## Dataset excerpt
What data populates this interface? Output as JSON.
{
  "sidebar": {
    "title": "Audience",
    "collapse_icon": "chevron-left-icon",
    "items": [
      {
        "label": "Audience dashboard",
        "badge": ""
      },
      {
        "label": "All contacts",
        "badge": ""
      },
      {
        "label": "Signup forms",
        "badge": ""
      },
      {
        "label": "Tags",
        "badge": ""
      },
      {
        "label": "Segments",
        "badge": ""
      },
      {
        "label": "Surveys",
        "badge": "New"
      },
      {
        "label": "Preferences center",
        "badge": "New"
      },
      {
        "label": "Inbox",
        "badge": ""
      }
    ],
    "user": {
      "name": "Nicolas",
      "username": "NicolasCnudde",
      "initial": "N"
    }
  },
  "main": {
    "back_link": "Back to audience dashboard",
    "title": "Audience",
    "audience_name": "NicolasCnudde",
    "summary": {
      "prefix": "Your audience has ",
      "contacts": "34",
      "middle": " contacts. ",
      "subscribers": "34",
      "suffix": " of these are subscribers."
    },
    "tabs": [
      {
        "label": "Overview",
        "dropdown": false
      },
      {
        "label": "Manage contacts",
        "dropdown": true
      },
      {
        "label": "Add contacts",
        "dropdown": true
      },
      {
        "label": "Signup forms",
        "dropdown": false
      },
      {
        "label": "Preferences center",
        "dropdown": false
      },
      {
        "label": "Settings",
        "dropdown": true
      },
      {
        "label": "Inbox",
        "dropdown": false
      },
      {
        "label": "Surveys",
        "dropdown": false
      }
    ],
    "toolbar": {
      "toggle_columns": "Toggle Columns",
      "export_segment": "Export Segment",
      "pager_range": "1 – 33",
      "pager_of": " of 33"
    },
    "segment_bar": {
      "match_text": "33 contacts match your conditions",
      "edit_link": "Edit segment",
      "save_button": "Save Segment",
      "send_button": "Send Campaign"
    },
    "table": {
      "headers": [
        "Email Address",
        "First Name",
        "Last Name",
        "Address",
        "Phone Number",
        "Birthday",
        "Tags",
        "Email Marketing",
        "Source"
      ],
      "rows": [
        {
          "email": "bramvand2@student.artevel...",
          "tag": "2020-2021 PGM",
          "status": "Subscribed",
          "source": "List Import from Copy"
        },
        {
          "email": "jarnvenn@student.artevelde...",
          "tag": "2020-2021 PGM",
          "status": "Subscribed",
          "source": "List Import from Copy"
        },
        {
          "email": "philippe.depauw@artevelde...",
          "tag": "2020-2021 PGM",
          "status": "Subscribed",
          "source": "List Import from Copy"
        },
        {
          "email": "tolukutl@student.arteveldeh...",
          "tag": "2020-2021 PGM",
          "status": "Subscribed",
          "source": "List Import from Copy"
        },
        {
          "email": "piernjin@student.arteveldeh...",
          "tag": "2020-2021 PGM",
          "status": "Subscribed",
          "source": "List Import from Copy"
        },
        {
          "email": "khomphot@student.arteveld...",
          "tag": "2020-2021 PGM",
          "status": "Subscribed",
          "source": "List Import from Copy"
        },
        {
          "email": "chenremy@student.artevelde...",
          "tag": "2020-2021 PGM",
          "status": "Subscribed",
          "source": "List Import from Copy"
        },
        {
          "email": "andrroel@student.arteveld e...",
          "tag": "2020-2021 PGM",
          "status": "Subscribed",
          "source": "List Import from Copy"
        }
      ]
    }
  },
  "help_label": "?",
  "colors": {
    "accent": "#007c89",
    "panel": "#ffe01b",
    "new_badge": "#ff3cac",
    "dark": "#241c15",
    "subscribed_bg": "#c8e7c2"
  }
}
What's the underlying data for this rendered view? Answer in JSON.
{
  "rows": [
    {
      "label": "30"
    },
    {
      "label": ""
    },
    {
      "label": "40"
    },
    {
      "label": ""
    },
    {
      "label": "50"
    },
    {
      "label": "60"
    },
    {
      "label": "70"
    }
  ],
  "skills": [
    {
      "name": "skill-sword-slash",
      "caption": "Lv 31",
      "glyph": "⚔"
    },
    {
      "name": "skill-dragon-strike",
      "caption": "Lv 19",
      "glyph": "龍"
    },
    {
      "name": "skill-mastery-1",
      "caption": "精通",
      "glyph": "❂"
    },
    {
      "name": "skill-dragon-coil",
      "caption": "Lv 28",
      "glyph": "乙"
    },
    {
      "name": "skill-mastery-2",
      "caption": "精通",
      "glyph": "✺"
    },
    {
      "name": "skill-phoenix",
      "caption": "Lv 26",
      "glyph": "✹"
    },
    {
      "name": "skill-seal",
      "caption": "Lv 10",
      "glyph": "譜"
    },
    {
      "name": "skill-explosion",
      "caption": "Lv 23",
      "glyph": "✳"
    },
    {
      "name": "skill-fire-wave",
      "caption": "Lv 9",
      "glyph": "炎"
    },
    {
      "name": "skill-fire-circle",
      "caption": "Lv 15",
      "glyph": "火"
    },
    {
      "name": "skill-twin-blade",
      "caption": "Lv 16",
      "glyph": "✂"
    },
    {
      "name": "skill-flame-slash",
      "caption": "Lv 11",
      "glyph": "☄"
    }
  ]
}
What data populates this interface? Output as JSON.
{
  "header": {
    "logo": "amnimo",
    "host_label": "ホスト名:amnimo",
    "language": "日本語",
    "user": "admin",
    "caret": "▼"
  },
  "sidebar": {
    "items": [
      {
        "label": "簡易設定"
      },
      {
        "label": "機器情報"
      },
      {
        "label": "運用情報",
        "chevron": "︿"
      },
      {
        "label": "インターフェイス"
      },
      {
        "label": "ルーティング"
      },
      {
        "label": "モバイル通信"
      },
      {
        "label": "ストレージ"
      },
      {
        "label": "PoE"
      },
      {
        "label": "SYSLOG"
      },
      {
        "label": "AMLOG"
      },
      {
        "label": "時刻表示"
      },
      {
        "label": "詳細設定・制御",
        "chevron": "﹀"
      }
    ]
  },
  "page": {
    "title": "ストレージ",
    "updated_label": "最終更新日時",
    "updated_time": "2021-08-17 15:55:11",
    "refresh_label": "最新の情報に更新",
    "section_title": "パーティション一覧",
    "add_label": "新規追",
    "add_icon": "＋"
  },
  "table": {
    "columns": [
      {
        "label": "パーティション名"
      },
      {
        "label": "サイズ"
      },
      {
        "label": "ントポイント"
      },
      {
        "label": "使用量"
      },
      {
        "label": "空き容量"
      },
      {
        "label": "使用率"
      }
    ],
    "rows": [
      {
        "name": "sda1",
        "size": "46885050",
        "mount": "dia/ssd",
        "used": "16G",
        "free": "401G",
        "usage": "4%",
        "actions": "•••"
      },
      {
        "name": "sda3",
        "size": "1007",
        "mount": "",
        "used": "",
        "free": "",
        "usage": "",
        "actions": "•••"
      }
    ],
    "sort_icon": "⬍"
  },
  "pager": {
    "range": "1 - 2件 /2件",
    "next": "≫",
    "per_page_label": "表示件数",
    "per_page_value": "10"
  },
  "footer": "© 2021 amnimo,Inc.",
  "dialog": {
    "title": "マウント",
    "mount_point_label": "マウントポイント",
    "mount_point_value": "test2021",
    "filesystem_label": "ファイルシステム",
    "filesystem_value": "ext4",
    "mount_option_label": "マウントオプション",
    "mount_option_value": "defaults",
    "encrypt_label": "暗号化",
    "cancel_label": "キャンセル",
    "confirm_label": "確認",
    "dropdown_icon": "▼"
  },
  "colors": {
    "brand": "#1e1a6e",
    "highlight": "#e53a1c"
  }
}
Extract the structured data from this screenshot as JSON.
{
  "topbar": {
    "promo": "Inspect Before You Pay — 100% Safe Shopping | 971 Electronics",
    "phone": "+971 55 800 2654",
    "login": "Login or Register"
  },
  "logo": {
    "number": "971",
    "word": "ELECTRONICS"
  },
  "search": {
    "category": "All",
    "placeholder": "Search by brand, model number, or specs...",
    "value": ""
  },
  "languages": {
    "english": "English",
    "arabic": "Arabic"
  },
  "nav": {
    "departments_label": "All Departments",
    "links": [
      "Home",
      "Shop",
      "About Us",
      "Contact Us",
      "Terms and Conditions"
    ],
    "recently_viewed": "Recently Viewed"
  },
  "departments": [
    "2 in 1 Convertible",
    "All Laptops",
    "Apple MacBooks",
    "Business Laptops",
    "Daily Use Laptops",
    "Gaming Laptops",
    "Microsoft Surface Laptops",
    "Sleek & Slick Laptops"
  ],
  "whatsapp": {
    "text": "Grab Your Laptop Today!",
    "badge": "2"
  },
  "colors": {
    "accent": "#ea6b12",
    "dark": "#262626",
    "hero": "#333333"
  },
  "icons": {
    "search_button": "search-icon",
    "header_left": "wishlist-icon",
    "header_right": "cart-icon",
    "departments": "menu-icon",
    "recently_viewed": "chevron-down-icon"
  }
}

## Task details
Look through the records and gather each line with the word "glyph".

## Response to the task
      "glyph": "⚔"
      "glyph": "龍"
      "glyph": "❂"
      "glyph": "乙"
      "glyph": "✺"
      "glyph": "✹"
      "glyph": "譜"
      "glyph": "✳"
      "glyph": "炎"
      "glyph": "火"
      "glyph": "✂"
      "glyph": "☄"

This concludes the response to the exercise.